TESTO FORNITO =>
□ □ □ □ □ □ □
A scendere verso Basoko, tutti i santi hanno aiutato. Anche se sovraccarico di bagagli, come vettovaglie per i festeggiamenti, fusti di benzina di riserva, nove persone a bordo con bagaglio personale, tutto è andato bene. I passeggeri sono il Vescovo e il suo segretario, p. Dino Ruaro, p. Léon Mondry, p. Chiarello, p. Pedrazzi, p. Pedro Sanz Jiménez, l'abbé di Yangombi, il conducente del battello. La benzina, arricchita di olio e forse aggiunta di acqua, per aumentarne la quantità a beneficio dei commercianti, ogni tanto crea problemi ai carburatori e alle candele. La sostituzione con candele nuove, portate dall'Italia, è rapida, tanto raggiungere i record dei tecnici ai box di formula Uno. Non così rapida è invece l'accensione delle candele, a causa della sporcizia del carburante, soprattutto quando si avvicina l'esaurimento di un serbatoio e ne subentra un altro. Allora ci si accosta alla riva per provvedere alla chiusura e apertura dei rubinetti; alla ripetuta accensione del motore, si avverte la mancanza di una batteria di riserva, tanto si deve insistere.
Partendo alle 9.00 di giovedì, 3 gennaio, da Kisangani, si giunge a Isangi, verso le 13.30, dove ci si arresta per caricare due fusti di benzina, inviati giorni prima in piroga.
Lungo la riva, gli abitanti dei villaggi cristiani, avvertiti del passaggio del Vescovo, lo acclamano a voce alta, mentre egli, ritto sul battello, allarga le braccia e lancia benedizioni verso i cristiani plaudenti.
Ad Isangi, ad attendere Mons. Monsengo, c'è il Vescovo di quella diocesi, anche lui in veste bianca, bottoni e calze rosse, assistito dal Vicario generale e da alcuni cristiani. Mentre si fa il carico del carburante, ci viene offerta birra, aranciata e coca cola. Pensavamo che tutto si esaurisse con l'aperitivo, ma l'ospitalità africana è veramente grande: ci viene servito un pranzo abbondante, di cui se ne avvertiva un certo bisogno.
Ripartiti, ci si ferma a Yangambi per prelevare il Vicario di quella missione e provvedere alla pulizia delle candele. All'accensione del motore, si rimane sempre col fiato sospeso per la paura di esaurire la batteria.
□ □ □ □ □ □ □
MATERIALE =>
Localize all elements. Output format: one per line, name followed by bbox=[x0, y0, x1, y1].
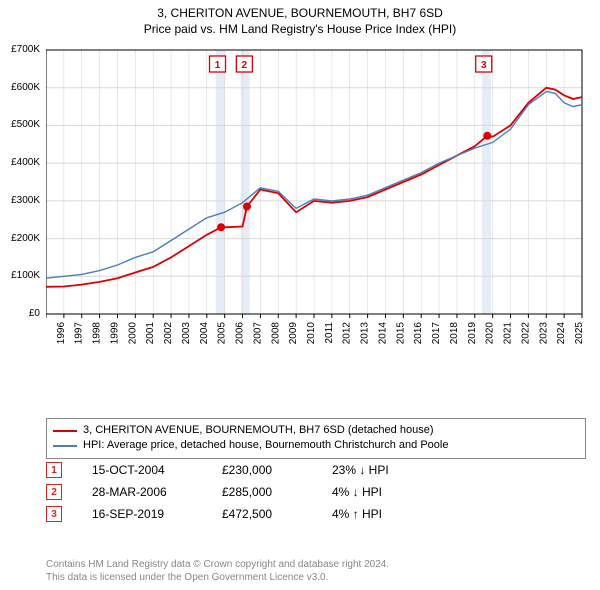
□ □ □ □ □ □ □
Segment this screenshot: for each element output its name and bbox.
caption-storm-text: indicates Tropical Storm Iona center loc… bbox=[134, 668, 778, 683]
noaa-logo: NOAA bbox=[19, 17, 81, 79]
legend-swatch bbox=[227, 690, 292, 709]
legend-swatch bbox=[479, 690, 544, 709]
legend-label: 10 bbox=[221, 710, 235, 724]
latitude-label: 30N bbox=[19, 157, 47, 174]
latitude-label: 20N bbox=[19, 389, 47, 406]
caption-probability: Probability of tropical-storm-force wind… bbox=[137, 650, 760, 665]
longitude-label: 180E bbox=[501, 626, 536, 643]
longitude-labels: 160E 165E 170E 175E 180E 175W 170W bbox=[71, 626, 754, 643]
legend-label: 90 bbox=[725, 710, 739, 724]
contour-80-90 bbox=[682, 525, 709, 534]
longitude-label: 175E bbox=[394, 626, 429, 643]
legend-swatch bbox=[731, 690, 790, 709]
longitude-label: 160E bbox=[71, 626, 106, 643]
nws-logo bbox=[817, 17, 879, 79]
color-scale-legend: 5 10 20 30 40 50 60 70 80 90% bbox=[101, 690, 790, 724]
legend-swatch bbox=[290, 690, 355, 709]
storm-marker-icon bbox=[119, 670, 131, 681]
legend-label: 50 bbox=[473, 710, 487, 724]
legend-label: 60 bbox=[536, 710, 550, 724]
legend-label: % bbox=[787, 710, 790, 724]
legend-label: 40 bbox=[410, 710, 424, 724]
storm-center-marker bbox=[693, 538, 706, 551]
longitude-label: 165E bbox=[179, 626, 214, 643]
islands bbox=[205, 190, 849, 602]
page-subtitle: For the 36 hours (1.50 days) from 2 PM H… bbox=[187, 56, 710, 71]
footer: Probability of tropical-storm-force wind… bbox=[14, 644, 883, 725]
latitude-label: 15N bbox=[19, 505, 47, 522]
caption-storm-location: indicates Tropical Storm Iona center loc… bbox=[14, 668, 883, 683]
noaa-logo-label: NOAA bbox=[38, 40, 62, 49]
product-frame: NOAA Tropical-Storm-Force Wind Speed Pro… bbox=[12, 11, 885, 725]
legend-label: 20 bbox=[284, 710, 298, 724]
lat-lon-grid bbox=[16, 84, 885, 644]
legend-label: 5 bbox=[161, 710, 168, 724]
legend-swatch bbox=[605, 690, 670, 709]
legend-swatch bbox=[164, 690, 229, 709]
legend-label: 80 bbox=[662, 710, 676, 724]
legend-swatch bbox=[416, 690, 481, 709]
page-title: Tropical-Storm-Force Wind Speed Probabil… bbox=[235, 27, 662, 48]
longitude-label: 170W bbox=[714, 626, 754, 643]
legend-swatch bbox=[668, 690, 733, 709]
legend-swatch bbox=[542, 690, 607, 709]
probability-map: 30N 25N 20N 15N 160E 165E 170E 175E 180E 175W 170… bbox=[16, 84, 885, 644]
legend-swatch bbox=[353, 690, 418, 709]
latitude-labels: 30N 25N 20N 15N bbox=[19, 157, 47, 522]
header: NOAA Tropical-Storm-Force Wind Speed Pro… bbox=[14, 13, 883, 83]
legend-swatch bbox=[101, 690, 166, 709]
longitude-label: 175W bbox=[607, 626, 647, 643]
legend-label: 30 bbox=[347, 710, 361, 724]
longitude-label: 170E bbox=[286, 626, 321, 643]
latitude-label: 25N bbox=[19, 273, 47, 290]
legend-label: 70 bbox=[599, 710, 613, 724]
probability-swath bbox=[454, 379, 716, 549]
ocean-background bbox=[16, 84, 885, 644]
□ □ □ □ □ □ □
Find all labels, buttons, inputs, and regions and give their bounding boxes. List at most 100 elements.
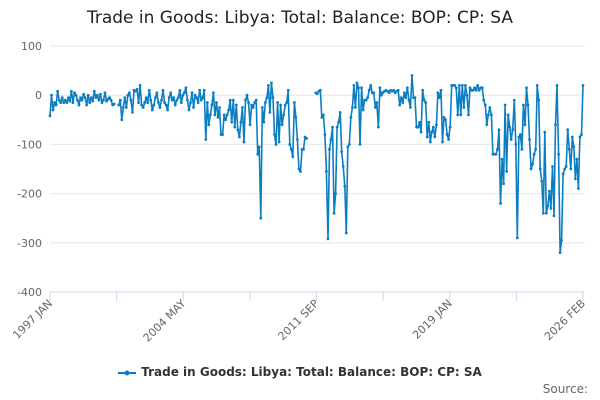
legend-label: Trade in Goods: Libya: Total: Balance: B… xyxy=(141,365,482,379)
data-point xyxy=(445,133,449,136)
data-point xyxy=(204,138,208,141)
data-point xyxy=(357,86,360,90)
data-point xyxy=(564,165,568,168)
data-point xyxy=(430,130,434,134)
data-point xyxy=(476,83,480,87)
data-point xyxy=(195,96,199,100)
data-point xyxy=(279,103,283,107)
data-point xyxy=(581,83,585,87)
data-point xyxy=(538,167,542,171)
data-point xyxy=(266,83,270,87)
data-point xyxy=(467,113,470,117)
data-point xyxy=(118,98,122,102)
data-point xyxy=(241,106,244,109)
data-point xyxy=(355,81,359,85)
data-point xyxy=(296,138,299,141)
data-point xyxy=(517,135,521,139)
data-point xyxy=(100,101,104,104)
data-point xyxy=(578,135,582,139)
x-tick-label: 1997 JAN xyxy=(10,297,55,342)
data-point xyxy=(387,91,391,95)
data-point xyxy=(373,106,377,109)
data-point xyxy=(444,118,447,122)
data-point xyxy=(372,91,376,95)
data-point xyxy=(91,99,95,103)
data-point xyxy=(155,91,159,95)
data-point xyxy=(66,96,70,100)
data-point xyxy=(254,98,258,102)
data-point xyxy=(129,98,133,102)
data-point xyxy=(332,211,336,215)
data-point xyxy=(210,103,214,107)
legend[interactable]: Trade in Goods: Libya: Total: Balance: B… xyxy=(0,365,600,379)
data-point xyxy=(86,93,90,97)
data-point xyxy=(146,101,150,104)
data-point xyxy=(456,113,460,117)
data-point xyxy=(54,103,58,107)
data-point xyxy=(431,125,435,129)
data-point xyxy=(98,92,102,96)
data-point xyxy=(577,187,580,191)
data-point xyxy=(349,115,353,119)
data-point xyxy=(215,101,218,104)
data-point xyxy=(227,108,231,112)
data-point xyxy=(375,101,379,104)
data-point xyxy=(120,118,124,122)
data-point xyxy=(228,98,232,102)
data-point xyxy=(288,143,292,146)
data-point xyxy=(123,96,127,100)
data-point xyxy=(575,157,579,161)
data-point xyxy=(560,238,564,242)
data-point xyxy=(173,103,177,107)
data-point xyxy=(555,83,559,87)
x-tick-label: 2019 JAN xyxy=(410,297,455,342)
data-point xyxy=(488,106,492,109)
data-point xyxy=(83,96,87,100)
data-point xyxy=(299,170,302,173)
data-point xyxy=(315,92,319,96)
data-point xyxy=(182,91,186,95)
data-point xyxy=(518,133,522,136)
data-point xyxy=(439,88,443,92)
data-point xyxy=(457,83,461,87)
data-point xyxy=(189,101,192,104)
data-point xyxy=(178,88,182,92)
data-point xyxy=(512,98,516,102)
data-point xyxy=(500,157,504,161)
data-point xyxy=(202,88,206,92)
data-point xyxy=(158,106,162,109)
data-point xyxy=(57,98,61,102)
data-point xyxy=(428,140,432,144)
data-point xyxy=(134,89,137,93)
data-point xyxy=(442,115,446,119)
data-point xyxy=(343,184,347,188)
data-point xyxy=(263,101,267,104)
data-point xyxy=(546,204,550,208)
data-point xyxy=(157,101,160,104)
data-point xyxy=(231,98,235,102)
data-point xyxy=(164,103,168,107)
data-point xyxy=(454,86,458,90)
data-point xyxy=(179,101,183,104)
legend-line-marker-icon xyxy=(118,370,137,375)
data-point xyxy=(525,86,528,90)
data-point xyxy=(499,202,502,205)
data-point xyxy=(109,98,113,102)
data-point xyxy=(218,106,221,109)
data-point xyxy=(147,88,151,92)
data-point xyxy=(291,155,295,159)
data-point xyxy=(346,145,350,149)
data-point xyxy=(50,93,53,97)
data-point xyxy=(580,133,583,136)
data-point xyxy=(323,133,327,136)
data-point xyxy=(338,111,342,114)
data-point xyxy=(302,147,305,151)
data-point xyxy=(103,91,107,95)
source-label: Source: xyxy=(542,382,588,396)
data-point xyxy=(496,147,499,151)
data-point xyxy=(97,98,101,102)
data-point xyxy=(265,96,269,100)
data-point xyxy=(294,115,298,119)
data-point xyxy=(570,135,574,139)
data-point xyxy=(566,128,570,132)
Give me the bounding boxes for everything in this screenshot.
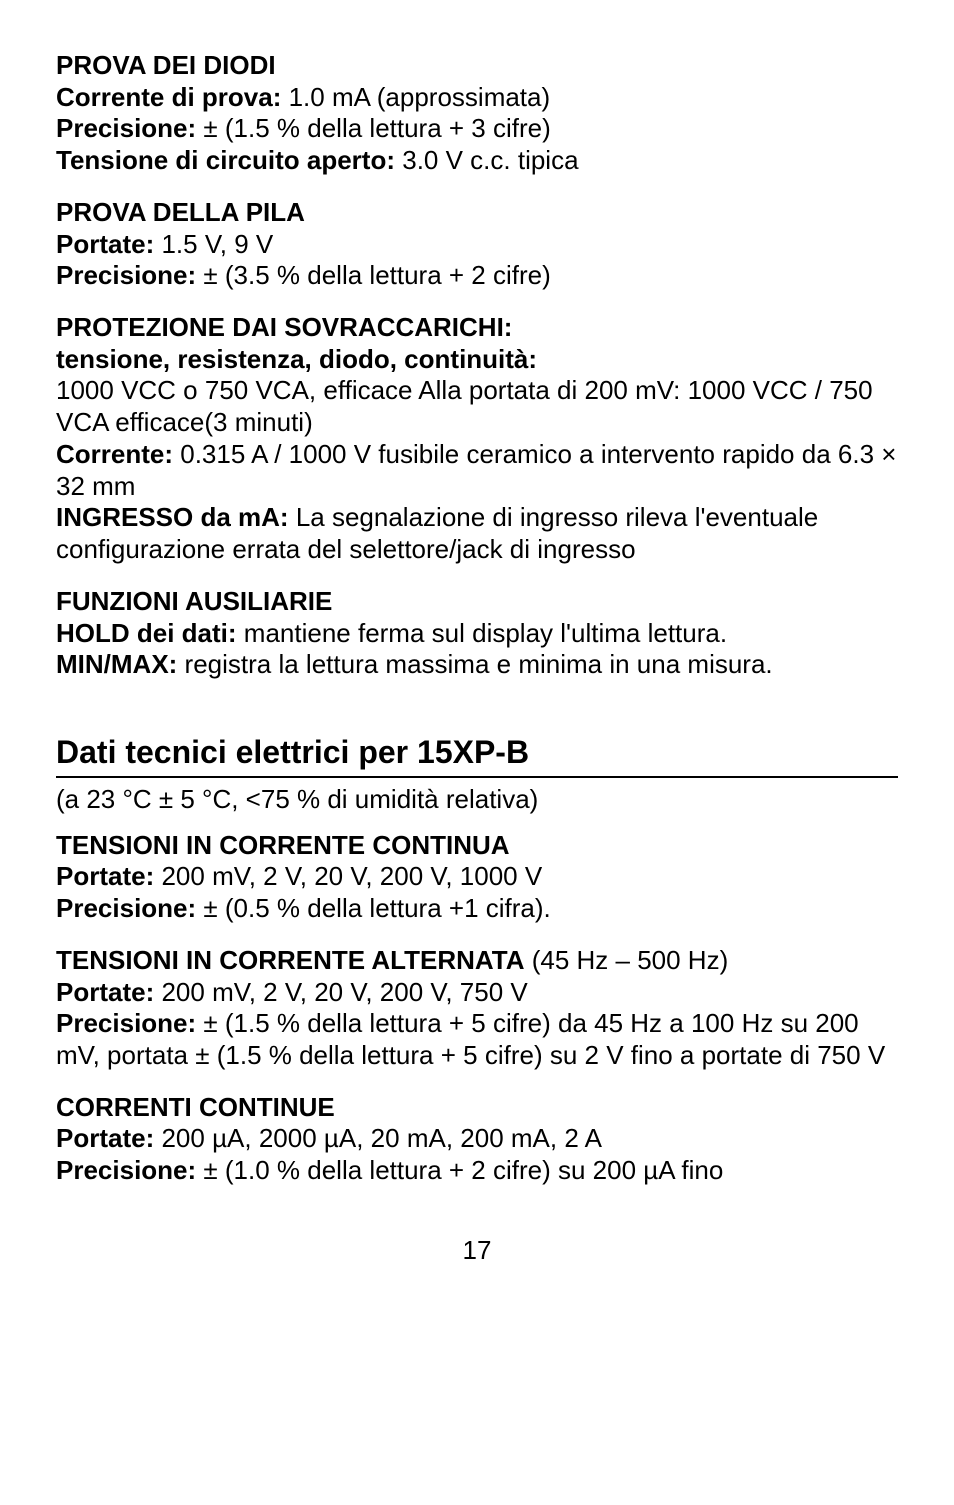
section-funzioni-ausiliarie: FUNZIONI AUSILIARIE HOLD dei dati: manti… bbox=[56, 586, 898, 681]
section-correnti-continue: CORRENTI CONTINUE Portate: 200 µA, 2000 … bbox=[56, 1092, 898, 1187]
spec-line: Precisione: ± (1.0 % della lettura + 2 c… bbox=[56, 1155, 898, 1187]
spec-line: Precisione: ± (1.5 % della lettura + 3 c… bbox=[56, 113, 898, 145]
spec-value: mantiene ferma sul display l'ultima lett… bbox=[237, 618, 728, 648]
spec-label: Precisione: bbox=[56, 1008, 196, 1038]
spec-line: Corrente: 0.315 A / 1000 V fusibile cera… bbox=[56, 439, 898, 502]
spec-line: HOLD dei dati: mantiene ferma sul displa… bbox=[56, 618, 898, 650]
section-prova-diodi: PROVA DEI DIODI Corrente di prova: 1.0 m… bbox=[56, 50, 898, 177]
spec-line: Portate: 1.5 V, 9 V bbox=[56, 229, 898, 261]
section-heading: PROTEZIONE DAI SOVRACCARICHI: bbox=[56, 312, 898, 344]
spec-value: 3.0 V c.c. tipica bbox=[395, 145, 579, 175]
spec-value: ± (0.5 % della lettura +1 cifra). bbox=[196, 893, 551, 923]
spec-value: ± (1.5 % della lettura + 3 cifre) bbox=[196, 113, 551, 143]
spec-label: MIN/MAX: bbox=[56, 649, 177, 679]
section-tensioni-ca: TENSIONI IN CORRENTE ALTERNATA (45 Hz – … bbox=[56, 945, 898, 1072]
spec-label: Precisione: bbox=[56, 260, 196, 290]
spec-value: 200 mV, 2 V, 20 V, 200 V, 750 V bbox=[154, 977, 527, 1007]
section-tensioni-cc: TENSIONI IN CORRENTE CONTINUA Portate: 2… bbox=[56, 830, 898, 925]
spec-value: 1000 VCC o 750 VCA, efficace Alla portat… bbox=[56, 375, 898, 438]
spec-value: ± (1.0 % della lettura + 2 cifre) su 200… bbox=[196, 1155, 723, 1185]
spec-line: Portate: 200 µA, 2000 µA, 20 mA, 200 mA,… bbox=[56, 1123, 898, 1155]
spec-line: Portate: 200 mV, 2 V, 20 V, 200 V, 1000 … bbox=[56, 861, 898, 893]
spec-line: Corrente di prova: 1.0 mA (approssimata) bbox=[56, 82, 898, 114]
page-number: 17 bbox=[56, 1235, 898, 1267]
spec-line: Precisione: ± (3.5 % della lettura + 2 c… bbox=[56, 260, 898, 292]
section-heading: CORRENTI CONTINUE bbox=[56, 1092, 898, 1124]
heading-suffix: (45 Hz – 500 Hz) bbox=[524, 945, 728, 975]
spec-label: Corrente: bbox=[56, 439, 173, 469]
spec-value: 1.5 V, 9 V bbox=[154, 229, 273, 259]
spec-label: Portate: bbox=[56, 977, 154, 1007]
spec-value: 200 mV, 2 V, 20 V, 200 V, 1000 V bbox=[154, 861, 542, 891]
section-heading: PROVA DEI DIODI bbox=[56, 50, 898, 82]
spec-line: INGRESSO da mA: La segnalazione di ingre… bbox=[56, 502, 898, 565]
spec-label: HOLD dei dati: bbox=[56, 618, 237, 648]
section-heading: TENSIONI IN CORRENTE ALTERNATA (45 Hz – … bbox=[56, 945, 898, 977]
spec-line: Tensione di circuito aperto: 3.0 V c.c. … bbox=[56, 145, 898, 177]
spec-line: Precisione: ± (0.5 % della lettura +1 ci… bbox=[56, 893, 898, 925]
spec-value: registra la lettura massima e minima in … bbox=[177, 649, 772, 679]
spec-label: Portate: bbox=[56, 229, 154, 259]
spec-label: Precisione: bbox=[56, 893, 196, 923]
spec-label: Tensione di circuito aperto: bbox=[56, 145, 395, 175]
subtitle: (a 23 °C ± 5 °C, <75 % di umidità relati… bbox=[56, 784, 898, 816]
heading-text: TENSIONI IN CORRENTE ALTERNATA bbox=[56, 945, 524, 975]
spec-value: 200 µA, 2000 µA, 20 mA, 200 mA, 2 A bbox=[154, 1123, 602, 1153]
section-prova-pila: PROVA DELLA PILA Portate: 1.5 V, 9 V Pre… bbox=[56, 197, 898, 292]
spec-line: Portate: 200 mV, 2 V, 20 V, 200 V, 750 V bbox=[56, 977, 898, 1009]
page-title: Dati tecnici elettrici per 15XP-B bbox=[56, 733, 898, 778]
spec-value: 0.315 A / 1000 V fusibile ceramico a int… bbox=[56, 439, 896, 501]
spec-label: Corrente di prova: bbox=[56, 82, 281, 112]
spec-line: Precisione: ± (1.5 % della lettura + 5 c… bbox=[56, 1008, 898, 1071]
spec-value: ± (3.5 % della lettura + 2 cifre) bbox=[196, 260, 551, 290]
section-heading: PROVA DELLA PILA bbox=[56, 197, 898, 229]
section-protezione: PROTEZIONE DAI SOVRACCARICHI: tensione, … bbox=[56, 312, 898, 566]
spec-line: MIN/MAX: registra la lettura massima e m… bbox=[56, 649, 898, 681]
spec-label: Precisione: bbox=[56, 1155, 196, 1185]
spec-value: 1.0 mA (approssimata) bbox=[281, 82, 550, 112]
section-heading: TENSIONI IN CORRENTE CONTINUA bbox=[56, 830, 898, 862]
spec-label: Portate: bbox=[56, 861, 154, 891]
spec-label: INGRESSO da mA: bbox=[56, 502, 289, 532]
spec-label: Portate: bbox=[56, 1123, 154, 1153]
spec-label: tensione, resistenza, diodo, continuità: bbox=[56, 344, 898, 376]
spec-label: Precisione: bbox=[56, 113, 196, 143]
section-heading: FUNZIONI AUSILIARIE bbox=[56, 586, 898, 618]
□ □ □ □ □ □ □
DETTAGLI ATTIVITÀ =>
Ripeti alla lettera il passo del resoconto sul viaggio verso Basoko compreso tra "Ad Isangi, ad" e "esaurire la batteria.", estremi inclusi. Il materiale non è necessario per lo svolgimento.

ATTIVITÀ COMPLETATA =>
Ad Isangi, ad attendere Mons. Monsengo, c'è il Vescovo di quella diocesi, anche lui in veste bianca, bottoni e calze rosse, assistito dal Vicario generale e da alcuni cristiani. Mentre si fa il carico del carburante, ci viene offerta birra, aranciata e coca cola. Pensavamo che tutto si esaurisse con l'aperitivo, ma l'ospitalità africana è veramente grande: ci viene servito un pranzo abbondante, di cui se ne avvertiva un certo bisogno.
Ripartiti, ci si ferma a Yangambi per prelevare il Vicario di quella missione e provvedere alla pulizia delle candele. All'accensione del motore, si rimane sempre col fiato sospeso per la paura di esaurire la batteria.